Gather every line of the entries that includes the word "icon".
=== Data section ===
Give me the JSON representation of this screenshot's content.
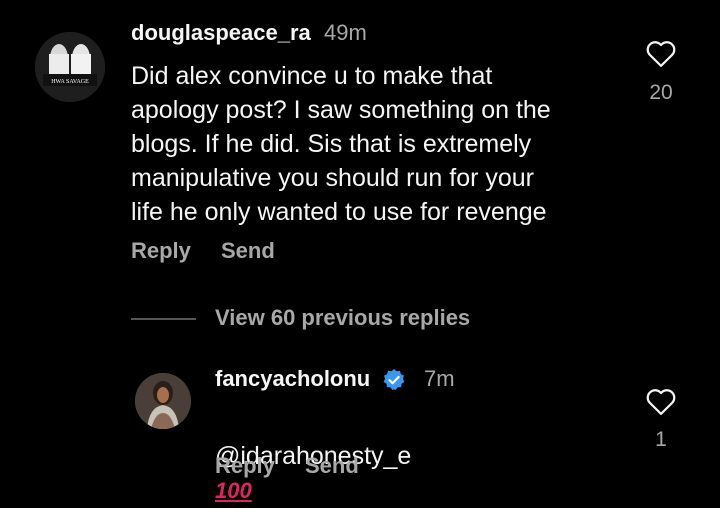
{
  "comment1": {
    "username": "douglaspeace_ra",
    "time": "49m",
    "text": "Did alex convince u to make that\napology post? I saw something on the\nblogs. If he did. Sis that is extremely\nmanipulative you should run for your\nlife he only wanted to use for revenge",
    "reply_label": "Reply",
    "send_label": "Send",
    "like_count": "20",
    "avatar_text": "HWA SAVAGE"
  },
  "view_replies_label": "View 60 previous replies",
  "comment2": {
    "username": "fancyacholonu",
    "time": "7m",
    "text_mention": "@idarahonesty_e",
    "text_emoji": "100",
    "reply_label": "Reply",
    "send_label": "Send",
    "like_count": "1"
  },
  "colors": {
    "background": "#000000",
    "secondary_text": "#a8a8a8",
    "verified_badge": "#3897f0",
    "emoji_red": "#e0245e"
  }
}
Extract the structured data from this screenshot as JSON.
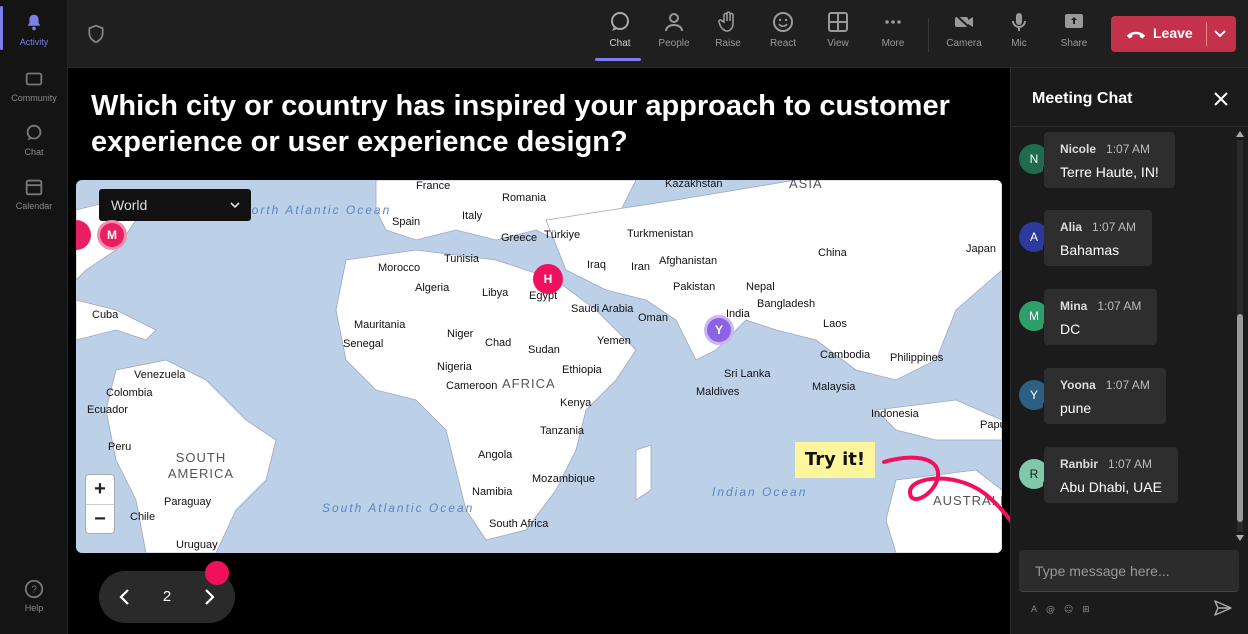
{
  "rail": {
    "items": [
      {
        "label": "Activity",
        "icon": "bell-icon"
      },
      {
        "label": "Community",
        "icon": "community-icon"
      },
      {
        "label": "Chat",
        "icon": "chat-icon"
      },
      {
        "label": "Calendar",
        "icon": "calendar-icon"
      },
      {
        "label": "Help",
        "icon": "help-icon"
      }
    ]
  },
  "toolbar": {
    "chat": "Chat",
    "people": "People",
    "raise": "Raise",
    "react": "React",
    "view": "View",
    "more": "More",
    "camera": "Camera",
    "mic": "Mic",
    "share": "Share",
    "leave": "Leave",
    "leave_color": "#c4314b"
  },
  "stage": {
    "question": "Which city or country has inspired your approach to customer experience or user experience design?",
    "map_filter": "World",
    "zoom_in": "+",
    "zoom_out": "−",
    "try_it": "Try it!",
    "page": "2",
    "pins": [
      {
        "letter": "M",
        "color": "#e91e63"
      },
      {
        "letter": "H",
        "color": "#f0115e"
      },
      {
        "letter": "Y",
        "color": "#8b63e6"
      }
    ],
    "map_labels": {
      "france": "France",
      "romania": "Romania",
      "kazakhstan": "Kazakhstan",
      "asia": "ASIA",
      "north_atlantic": "North Atlantic Ocean",
      "spain": "Spain",
      "italy": "Italy",
      "greece": "Greece",
      "turkiye": "Türkiye",
      "turkmenistan": "Turkmenistan",
      "japan": "Japan",
      "china": "China",
      "tunisia": "Tunisia",
      "iraq": "Iraq",
      "iran": "Iran",
      "afghanistan": "Afghanistan",
      "morocco": "Morocco",
      "algeria": "Algeria",
      "libya": "Libya",
      "egypt": "Egypt",
      "pakistan": "Pakistan",
      "nepal": "Nepal",
      "saudi_arabia": "Saudi Arabia",
      "india": "India",
      "bangladesh": "Bangladesh",
      "cuba": "Cuba",
      "mauritania": "Mauritania",
      "oman": "Oman",
      "laos": "Laos",
      "niger": "Niger",
      "senegal": "Senegal",
      "chad": "Chad",
      "sudan": "Sudan",
      "yemen": "Yemen",
      "cambodia": "Cambodia",
      "philippines": "Philippines",
      "nigeria": "Nigeria",
      "venezuela": "Venezuela",
      "cameroon": "Cameroon",
      "africa": "AFRICA",
      "ethiopia": "Ethiopia",
      "sri_lanka": "Sri Lanka",
      "malaysia": "Malaysia",
      "colombia": "Colombia",
      "maldives": "Maldives",
      "ecuador": "Ecuador",
      "kenya": "Kenya",
      "indonesia": "Indonesia",
      "tanzania": "Tanzania",
      "peru": "Peru",
      "south_america": "SOUTH AMERICA",
      "papua": "Papu",
      "angola": "Angola",
      "mozambique": "Mozambique",
      "paraguay": "Paraguay",
      "namibia": "Namibia",
      "indian_ocean": "Indian Ocean",
      "australia": "AUSTRALIA",
      "chile": "Chile",
      "south_atlantic": "South Atlantic Ocean",
      "south_africa": "South Africa",
      "uruguay": "Uruguay"
    }
  },
  "chat": {
    "title": "Meeting Chat",
    "placeholder": "Type message here...",
    "messages": [
      {
        "initial": "N",
        "name": "Nicole",
        "time": "1:07 AM",
        "text": "Terre Haute, IN!",
        "color": "#1e6b4f"
      },
      {
        "initial": "A",
        "name": "Alia",
        "time": "1:07 AM",
        "text": "Bahamas",
        "color": "#2b3a9c"
      },
      {
        "initial": "M",
        "name": "Mina",
        "time": "1:07 AM",
        "text": "DC",
        "color": "#2e9e6b"
      },
      {
        "initial": "Y",
        "name": "Yoona",
        "time": "1:07 AM",
        "text": "pune",
        "color": "#2c5f83"
      },
      {
        "initial": "R",
        "name": "Ranbir",
        "time": "1:07 AM",
        "text": "Abu Dhabi, UAE",
        "color": "#7fc9a8"
      }
    ]
  }
}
===
• [The completed task]
        "icon": "bell-icon"
        "icon": "community-icon"
        "icon": "chat-icon"
        "icon": "calendar-icon"
        "icon": "help-icon"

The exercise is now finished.